:: SUPPLIED DATA ::

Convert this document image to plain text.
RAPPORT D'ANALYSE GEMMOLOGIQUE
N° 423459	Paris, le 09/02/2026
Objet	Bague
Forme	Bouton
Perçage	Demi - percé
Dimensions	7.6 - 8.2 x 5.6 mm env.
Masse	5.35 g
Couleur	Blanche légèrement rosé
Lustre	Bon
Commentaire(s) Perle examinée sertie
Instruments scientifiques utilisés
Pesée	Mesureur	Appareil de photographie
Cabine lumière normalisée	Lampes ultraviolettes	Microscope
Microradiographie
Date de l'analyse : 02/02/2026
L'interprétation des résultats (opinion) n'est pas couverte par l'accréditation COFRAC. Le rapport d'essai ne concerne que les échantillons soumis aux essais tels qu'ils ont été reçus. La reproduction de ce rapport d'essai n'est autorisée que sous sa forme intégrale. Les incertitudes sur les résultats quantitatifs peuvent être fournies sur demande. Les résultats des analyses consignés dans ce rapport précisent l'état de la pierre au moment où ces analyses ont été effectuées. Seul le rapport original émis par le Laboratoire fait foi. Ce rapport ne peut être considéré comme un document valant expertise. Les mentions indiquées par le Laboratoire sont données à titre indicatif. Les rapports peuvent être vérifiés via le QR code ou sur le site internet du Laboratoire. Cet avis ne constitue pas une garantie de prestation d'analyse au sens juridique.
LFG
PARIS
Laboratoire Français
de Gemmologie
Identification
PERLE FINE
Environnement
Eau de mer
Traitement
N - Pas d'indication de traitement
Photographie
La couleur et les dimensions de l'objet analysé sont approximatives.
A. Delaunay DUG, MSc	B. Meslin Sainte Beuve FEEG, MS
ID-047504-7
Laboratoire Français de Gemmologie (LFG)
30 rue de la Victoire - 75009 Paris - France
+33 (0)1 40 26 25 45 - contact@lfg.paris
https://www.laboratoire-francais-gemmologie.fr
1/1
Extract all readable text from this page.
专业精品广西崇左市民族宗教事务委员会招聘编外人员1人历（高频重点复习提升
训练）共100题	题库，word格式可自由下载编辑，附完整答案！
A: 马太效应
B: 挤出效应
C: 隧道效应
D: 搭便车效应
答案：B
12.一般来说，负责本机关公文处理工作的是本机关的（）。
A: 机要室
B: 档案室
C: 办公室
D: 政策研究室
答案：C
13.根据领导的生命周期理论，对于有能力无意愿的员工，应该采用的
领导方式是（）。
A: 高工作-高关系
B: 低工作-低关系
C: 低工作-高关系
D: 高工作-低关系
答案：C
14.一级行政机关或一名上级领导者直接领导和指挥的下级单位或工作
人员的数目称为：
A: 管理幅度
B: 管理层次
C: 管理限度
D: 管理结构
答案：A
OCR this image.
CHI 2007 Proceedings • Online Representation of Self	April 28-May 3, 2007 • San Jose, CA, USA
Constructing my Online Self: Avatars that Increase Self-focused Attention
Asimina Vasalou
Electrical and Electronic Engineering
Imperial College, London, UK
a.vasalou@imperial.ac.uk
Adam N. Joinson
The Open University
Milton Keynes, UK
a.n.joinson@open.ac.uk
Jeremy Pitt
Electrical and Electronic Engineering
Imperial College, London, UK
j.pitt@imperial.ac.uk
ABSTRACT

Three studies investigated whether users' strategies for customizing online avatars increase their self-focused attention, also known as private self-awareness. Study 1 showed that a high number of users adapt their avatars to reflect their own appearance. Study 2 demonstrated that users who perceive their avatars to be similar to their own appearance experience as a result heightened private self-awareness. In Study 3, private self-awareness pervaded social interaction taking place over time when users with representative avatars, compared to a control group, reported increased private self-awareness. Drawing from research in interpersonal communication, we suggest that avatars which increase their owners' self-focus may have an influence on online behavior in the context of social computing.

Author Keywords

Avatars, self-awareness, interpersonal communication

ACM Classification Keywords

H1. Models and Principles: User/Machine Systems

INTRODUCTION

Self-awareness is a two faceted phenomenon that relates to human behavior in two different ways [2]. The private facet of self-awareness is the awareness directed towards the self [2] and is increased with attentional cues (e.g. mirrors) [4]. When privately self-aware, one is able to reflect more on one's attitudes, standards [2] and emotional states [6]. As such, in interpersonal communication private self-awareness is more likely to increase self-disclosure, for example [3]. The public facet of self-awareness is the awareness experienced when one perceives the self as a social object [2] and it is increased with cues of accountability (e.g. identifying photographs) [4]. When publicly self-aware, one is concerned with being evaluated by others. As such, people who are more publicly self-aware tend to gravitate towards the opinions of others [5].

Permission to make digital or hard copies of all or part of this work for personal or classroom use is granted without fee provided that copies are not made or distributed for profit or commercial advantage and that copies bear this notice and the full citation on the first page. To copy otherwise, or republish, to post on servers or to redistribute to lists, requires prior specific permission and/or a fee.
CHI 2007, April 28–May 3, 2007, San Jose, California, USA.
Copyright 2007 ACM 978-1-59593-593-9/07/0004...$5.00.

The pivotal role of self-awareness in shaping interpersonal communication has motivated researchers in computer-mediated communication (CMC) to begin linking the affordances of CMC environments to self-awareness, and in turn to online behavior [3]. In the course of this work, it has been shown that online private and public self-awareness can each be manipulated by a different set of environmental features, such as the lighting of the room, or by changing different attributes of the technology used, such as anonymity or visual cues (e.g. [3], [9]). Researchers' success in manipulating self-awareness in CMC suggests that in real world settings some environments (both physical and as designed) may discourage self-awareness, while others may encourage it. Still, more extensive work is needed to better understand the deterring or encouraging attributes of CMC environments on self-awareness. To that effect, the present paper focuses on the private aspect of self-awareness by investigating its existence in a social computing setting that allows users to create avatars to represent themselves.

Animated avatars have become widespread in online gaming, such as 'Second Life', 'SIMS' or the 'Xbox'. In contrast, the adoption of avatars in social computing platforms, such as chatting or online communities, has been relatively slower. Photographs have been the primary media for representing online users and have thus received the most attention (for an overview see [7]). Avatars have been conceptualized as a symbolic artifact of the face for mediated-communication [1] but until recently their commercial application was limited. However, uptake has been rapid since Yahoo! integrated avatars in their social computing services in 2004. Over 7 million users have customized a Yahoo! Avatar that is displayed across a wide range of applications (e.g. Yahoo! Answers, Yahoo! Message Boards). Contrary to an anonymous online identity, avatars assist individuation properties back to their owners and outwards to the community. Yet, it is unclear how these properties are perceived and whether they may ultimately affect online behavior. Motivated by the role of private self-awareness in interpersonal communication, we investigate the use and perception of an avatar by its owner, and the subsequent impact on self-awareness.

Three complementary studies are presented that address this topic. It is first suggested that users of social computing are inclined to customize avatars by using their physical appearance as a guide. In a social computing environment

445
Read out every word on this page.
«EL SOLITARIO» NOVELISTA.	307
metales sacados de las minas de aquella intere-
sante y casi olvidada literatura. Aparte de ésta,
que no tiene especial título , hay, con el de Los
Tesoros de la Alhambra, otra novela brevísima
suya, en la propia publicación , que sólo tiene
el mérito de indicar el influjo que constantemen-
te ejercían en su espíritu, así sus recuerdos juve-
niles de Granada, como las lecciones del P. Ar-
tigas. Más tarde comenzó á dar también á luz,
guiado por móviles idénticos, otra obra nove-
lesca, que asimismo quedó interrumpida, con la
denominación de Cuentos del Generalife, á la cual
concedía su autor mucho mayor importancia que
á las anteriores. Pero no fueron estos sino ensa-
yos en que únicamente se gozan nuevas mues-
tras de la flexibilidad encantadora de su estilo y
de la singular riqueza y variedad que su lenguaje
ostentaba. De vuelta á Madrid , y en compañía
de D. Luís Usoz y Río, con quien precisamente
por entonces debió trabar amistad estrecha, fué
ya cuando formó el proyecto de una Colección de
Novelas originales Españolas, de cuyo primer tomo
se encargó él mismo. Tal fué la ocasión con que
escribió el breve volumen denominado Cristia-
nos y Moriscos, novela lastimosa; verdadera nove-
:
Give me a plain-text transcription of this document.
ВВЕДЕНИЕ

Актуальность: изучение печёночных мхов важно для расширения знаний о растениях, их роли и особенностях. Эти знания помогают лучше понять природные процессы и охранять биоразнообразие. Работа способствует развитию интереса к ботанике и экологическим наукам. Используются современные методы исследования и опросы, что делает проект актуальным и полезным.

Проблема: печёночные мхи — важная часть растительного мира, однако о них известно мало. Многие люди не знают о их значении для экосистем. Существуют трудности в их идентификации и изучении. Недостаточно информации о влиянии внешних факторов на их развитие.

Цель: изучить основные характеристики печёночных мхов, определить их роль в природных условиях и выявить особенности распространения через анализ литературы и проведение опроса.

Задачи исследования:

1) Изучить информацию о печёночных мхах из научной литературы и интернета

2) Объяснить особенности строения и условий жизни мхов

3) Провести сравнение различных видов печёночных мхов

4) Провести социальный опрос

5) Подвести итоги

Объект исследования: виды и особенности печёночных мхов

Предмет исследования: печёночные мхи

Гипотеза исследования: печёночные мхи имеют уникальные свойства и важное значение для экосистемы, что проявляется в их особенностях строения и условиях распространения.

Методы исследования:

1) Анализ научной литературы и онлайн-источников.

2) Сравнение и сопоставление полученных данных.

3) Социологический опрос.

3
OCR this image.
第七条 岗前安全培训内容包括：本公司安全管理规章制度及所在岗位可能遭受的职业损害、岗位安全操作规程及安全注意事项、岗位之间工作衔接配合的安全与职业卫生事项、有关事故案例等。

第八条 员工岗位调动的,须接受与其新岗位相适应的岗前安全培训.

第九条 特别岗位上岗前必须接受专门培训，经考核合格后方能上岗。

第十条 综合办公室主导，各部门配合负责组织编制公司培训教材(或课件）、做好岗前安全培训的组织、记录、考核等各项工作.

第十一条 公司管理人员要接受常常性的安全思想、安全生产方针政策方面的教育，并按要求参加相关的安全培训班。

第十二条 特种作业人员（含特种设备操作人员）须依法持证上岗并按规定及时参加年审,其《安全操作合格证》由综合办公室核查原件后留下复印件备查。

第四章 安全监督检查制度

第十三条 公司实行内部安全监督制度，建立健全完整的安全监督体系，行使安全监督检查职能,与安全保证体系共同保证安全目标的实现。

:::

#### [INSTRUCTION]
Report back each line of the entries that holds the string "April".

#### [CORRECT RESULT]
CHI 2007 Proceedings • Online Representation of Self	April 28-May 3, 2007 • San Jose, CA, USA
CHI 2007, April 28–May 3, 2007, San Jose, California, USA.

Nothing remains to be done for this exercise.